### Job:
Exact repetition of every entry is required.

### Entries supplied:
»»

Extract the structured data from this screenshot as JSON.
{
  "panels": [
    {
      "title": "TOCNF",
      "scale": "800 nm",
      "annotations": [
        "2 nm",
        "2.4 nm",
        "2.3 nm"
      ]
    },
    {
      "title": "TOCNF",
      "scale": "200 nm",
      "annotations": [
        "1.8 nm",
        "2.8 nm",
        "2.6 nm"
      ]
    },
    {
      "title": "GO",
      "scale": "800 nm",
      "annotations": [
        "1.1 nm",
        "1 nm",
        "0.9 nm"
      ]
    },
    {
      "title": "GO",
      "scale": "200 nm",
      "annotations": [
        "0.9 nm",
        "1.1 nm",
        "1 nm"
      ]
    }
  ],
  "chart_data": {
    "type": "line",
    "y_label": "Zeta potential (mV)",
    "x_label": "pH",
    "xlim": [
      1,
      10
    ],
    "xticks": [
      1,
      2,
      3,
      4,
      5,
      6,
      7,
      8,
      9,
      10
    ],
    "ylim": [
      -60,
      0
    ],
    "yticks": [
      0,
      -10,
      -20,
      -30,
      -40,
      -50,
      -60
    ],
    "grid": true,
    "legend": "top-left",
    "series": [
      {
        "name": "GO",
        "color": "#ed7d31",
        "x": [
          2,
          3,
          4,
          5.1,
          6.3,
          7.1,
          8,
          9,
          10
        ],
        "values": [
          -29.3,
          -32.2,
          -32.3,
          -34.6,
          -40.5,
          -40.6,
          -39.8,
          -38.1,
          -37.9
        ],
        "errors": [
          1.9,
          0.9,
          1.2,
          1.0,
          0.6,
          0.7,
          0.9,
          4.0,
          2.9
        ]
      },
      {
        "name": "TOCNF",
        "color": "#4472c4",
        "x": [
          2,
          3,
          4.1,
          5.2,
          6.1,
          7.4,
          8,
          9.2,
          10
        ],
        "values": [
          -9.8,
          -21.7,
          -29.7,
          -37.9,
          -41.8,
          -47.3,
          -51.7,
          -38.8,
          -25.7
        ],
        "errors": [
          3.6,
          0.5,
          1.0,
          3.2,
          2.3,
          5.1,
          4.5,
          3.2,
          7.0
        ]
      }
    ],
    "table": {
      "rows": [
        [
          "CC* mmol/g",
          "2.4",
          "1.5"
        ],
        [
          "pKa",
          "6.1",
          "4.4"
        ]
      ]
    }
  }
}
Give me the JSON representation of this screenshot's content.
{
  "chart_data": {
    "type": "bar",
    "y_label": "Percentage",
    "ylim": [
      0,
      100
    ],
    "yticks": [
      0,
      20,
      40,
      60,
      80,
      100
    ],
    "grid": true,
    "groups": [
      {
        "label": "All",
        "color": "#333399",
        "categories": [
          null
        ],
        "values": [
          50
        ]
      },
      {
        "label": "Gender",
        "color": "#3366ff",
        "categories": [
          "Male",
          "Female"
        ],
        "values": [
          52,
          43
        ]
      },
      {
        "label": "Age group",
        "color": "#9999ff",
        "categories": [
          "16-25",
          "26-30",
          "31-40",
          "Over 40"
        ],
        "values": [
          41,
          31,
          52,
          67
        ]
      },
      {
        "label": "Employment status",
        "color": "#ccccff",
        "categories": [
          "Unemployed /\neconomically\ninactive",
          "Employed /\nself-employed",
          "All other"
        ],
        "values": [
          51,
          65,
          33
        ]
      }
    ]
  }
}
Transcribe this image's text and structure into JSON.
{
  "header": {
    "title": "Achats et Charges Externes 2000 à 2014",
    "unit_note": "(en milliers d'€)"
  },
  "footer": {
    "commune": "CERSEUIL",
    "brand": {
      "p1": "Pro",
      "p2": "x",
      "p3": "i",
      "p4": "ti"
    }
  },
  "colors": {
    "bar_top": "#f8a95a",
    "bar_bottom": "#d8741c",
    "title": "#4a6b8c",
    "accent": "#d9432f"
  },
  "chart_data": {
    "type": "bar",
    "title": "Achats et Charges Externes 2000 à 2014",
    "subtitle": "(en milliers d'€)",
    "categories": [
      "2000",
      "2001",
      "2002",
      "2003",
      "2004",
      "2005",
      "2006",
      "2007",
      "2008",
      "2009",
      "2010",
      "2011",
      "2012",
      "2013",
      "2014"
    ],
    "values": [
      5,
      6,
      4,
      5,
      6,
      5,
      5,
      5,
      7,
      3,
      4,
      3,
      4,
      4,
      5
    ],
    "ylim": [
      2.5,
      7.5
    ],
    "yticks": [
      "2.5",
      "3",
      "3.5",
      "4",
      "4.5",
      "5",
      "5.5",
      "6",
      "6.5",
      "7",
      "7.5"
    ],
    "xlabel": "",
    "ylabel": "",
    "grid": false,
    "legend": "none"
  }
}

««

### Solution below:
Extract the structured data from this screenshot as JSON.
{
  "panels": [
    {
      "title": "TOCNF",
      "scale": "800 nm",
      "annotations": [
        "2 nm",
        "2.4 nm",
        "2.3 nm"
      ]
    },
    {
      "title": "TOCNF",
      "scale": "200 nm",
      "annotations": [
        "1.8 nm",
        "2.8 nm",
        "2.6 nm"
      ]
    },
    {
      "title": "GO",
      "scale": "800 nm",
      "annotations": [
        "1.1 nm",
        "1 nm",
        "0.9 nm"
      ]
    },
    {
      "title": "GO",
      "scale": "200 nm",
      "annotations": [
        "0.9 nm",
        "1.1 nm",
        "1 nm"
      ]
    }
  ],
  "chart_data": {
    "type": "line",
    "y_label": "Zeta potential (mV)",
    "x_label": "pH",
    "xlim": [
      1,
      10
    ],
    "xticks": [
      1,
      2,
      3,
      4,
      5,
      6,
      7,
      8,
      9,
      10
    ],
    "ylim": [
      -60,
      0
    ],
    "yticks": [
      0,
      -10,
      -20,
      -30,
      -40,
      -50,
      -60
    ],
    "grid": true,
    "legend": "top-left",
    "series": [
      {
        "name": "GO",
        "color": "#ed7d31",
        "x": [
          2,
          3,
          4,
          5.1,
          6.3,
          7.1,
          8,
          9,
          10
        ],
        "values": [
          -29.3,
          -32.2,
          -32.3,
          -34.6,
          -40.5,
          -40.6,
          -39.8,
          -38.1,
          -37.9
        ],
        "errors": [
          1.9,
          0.9,
          1.2,
          1.0,
          0.6,
          0.7,
          0.9,
          4.0,
          2.9
        ]
      },
      {
        "name": "TOCNF",
        "color": "#4472c4",
        "x": [
          2,
          3,
          4.1,
          5.2,
          6.1,
          7.4,
          8,
          9.2,
          10
        ],
        "values": [
          -9.8,
          -21.7,
          -29.7,
          -37.9,
          -41.8,
          -47.3,
          -51.7,
          -38.8,
          -25.7
        ],
        "errors": [
          3.6,
          0.5,
          1.0,
          3.2,
          2.3,
          5.1,
          4.5,
          3.2,
          7.0
        ]
      }
    ],
    "table": {
      "rows": [
        [
          "CC* mmol/g",
          "2.4",
          "1.5"
        ],
        [
          "pKa",
          "6.1",
          "4.4"
        ]
      ]
    }
  }
}
Give me the JSON representation of this screenshot's content.
{
  "chart_data": {
    "type": "bar",
    "y_label": "Percentage",
    "ylim": [
      0,
      100
    ],
    "yticks": [
      0,
      20,
      40,
      60,
      80,
      100
    ],
    "grid": true,
    "groups": [
      {
        "label": "All",
        "color": "#333399",
        "categories": [
          null
        ],
        "values": [
          50
        ]
      },
      {
        "label": "Gender",
        "color": "#3366ff",
        "categories": [
          "Male",
          "Female"
        ],
        "values": [
          52,
          43
        ]
      },
      {
        "label": "Age group",
        "color": "#9999ff",
        "categories": [
          "16-25",
          "26-30",
          "31-40",
          "Over 40"
        ],
        "values": [
          41,
          31,
          52,
          67
        ]
      },
      {
        "label": "Employment status",
        "color": "#ccccff",
        "categories": [
          "Unemployed /\neconomically\ninactive",
          "Employed /\nself-employed",
          "All other"
        ],
        "values": [
          51,
          65,
          33
        ]
      }
    ]
  }
}
Transcribe this image's text and structure into JSON.
{
  "header": {
    "title": "Achats et Charges Externes 2000 à 2014",
    "unit_note": "(en milliers d'€)"
  },
  "footer": {
    "commune": "CERSEUIL",
    "brand": {
      "p1": "Pro",
      "p2": "x",
      "p3": "i",
      "p4": "ti"
    }
  },
  "colors": {
    "bar_top": "#f8a95a",
    "bar_bottom": "#d8741c",
    "title": "#4a6b8c",
    "accent": "#d9432f"
  },
  "chart_data": {
    "type": "bar",
    "title": "Achats et Charges Externes 2000 à 2014",
    "subtitle": "(en milliers d'€)",
    "categories": [
      "2000",
      "2001",
      "2002",
      "2003",
      "2004",
      "2005",
      "2006",
      "2007",
      "2008",
      "2009",
      "2010",
      "2011",
      "2012",
      "2013",
      "2014"
    ],
    "values": [
      5,
      6,
      4,
      5,
      6,
      5,
      5,
      5,
      7,
      3,
      4,
      3,
      4,
      4,
      5
    ],
    "ylim": [
      2.5,
      7.5
    ],
    "yticks": [
      "2.5",
      "3",
      "3.5",
      "4",
      "4.5",
      "5",
      "5.5",
      "6",
      "6.5",
      "7",
      "7.5"
    ],
    "xlabel": "",
    "ylabel": "",
    "grid": false,
    "legend": "none"
  }
}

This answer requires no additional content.